◆ What needs to be done ◆
Every line that holds the string "understand" is to be identified and copied.

Entries from a dataset
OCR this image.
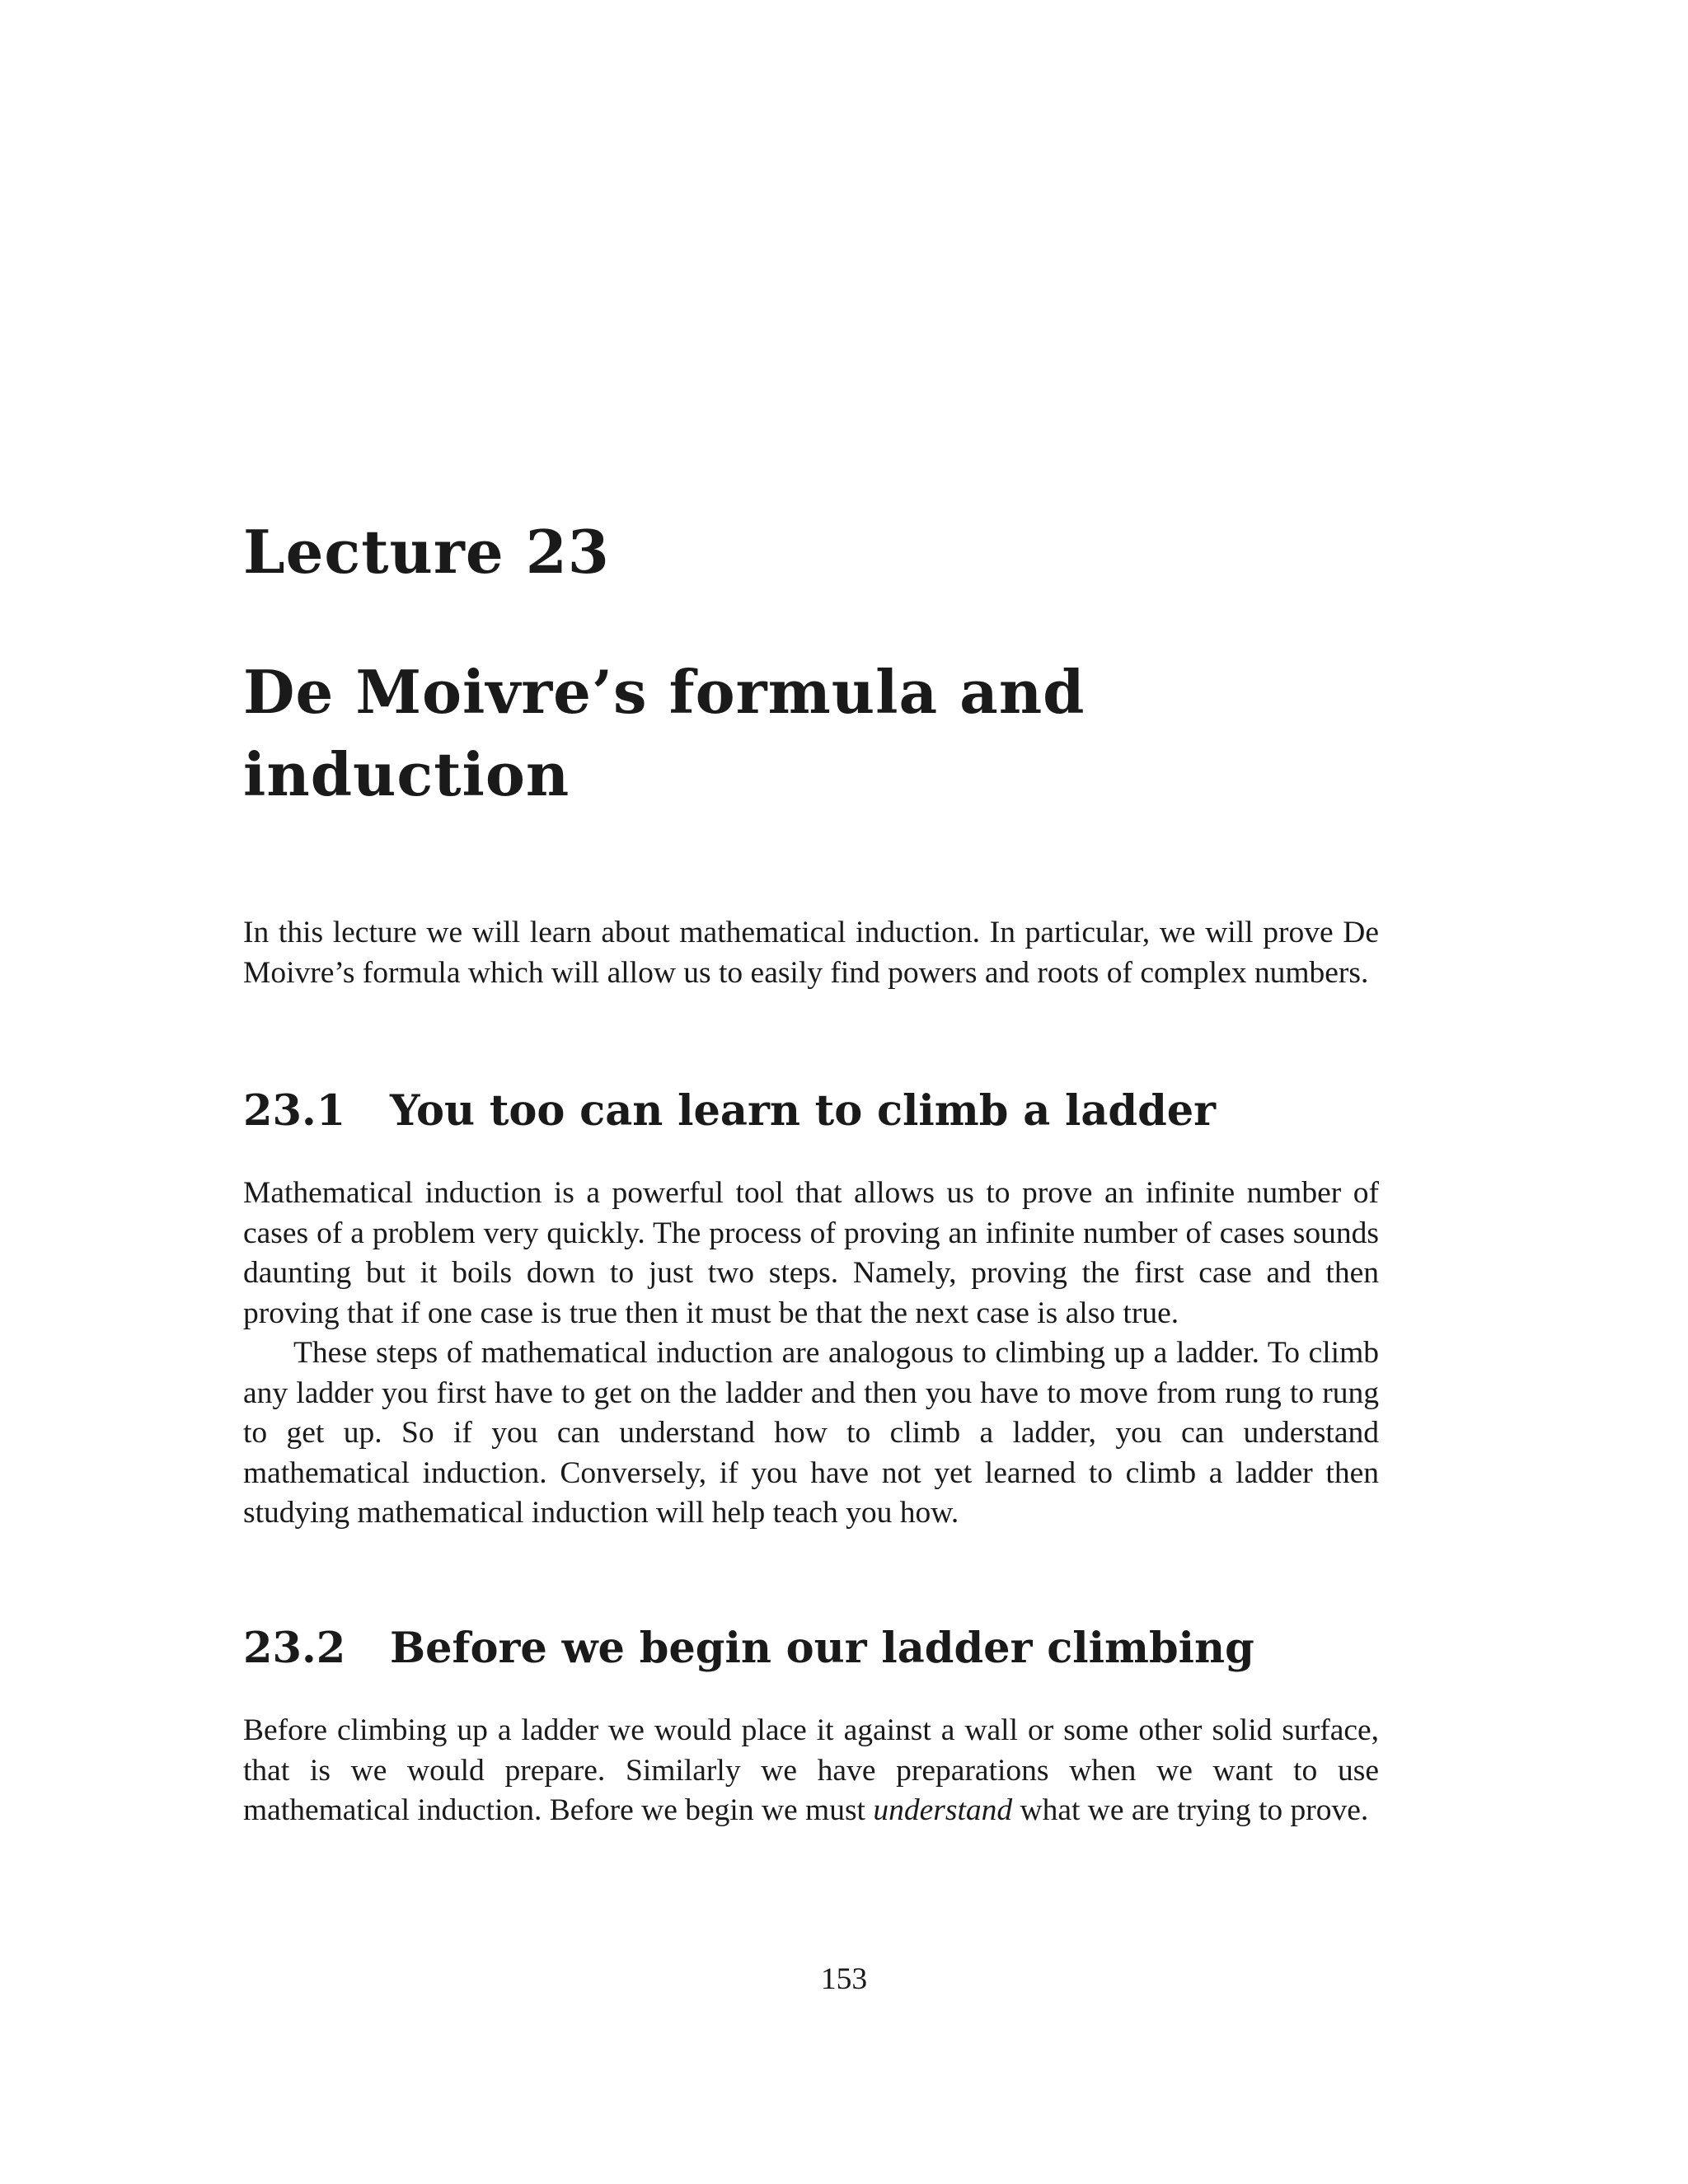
Lecture 23
De Moivre’s formula and induction

In this lecture we will learn about mathematical induction. In particular, we will prove De Moivre’s formula which will allow us to easily find powers and roots of complex numbers.

23.1 You too can learn to climb a ladder

Mathematical induction is a powerful tool that allows us to prove an infinite number of cases of a problem very quickly. The process of proving an infinite number of cases sounds daunting but it boils down to just two steps. Namely, proving the first case and then proving that if one case is true then it must be that the next case is also true.

These steps of mathematical induction are analogous to climbing up a ladder. To climb any ladder you first have to get on the ladder and then you have to move from rung to rung to get up. So if you can understand how to climb a ladder, you can understand mathematical induction. Conversely, if you have not yet learned to climb a ladder then studying mathematical induction will help teach you how.

23.2 Before we begin our ladder climbing

Before climbing up a ladder we would place it against a wall or some other solid surface, that is we would prepare. Similarly we have preparations when we want to use mathematical induction. Before we begin we must understand what we are trying to prove.

153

◆ Solution to this exercise ◆
These steps of mathematical induction are analogous to climbing up a ladder. To climb any ladder you first have to get on the ladder and then you have to move from rung to rung to get up. So if you can understand how to climb a ladder, you can understand mathematical induction. Conversely, if you have not yet learned to climb a ladder then studying mathematical induction will help teach you how.
Before climbing up a ladder we would place it against a wall or some other solid surface, that is we would prepare. Similarly we have preparations when we want to use mathematical induction. Before we begin we must understand what we are trying to prove.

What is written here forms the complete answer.